┌─ Dataset excerpts

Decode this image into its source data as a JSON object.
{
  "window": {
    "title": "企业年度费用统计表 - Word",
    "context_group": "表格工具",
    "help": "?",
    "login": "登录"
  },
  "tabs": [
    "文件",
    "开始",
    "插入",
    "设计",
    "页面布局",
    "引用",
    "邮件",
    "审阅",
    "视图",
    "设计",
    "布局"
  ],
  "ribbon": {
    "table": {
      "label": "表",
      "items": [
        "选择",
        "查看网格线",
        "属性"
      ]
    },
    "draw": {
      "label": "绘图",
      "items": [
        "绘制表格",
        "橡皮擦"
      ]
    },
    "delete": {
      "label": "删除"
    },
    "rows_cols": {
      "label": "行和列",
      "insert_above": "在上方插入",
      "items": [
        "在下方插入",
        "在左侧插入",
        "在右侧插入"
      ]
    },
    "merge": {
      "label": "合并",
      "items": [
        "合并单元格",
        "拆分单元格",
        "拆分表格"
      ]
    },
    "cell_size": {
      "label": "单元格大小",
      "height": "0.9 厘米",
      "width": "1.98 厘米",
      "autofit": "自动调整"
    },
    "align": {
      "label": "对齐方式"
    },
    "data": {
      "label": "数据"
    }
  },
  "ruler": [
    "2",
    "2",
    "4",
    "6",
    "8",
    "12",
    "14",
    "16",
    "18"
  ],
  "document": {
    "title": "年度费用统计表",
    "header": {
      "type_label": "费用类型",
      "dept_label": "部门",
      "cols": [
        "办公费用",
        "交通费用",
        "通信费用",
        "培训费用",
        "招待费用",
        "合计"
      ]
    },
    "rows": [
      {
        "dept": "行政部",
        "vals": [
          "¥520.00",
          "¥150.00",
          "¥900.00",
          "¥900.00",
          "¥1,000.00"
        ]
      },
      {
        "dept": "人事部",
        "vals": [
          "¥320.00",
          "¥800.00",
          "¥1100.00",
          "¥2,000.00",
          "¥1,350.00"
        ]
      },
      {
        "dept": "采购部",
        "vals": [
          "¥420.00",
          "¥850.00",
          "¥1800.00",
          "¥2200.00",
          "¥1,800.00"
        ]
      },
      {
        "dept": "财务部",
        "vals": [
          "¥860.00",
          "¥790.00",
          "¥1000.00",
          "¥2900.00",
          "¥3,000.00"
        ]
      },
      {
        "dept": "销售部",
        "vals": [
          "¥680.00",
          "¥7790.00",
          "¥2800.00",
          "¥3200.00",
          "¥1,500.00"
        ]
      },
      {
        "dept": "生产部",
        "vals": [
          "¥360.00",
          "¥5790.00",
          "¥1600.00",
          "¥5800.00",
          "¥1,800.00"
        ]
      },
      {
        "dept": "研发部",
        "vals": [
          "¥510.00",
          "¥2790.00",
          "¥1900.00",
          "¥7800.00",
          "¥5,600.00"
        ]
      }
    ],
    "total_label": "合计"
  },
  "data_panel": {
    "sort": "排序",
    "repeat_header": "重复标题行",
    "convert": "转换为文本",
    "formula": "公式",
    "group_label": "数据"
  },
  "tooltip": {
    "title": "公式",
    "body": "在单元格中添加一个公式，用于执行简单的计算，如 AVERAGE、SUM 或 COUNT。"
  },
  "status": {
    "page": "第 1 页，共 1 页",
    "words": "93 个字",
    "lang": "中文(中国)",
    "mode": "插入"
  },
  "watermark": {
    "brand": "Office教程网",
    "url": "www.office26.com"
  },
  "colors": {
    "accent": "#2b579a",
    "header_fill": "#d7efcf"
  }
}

└─

### Requirements:
From the material above, count the lines that include "title" and give only the total.

### Completed exercise:
3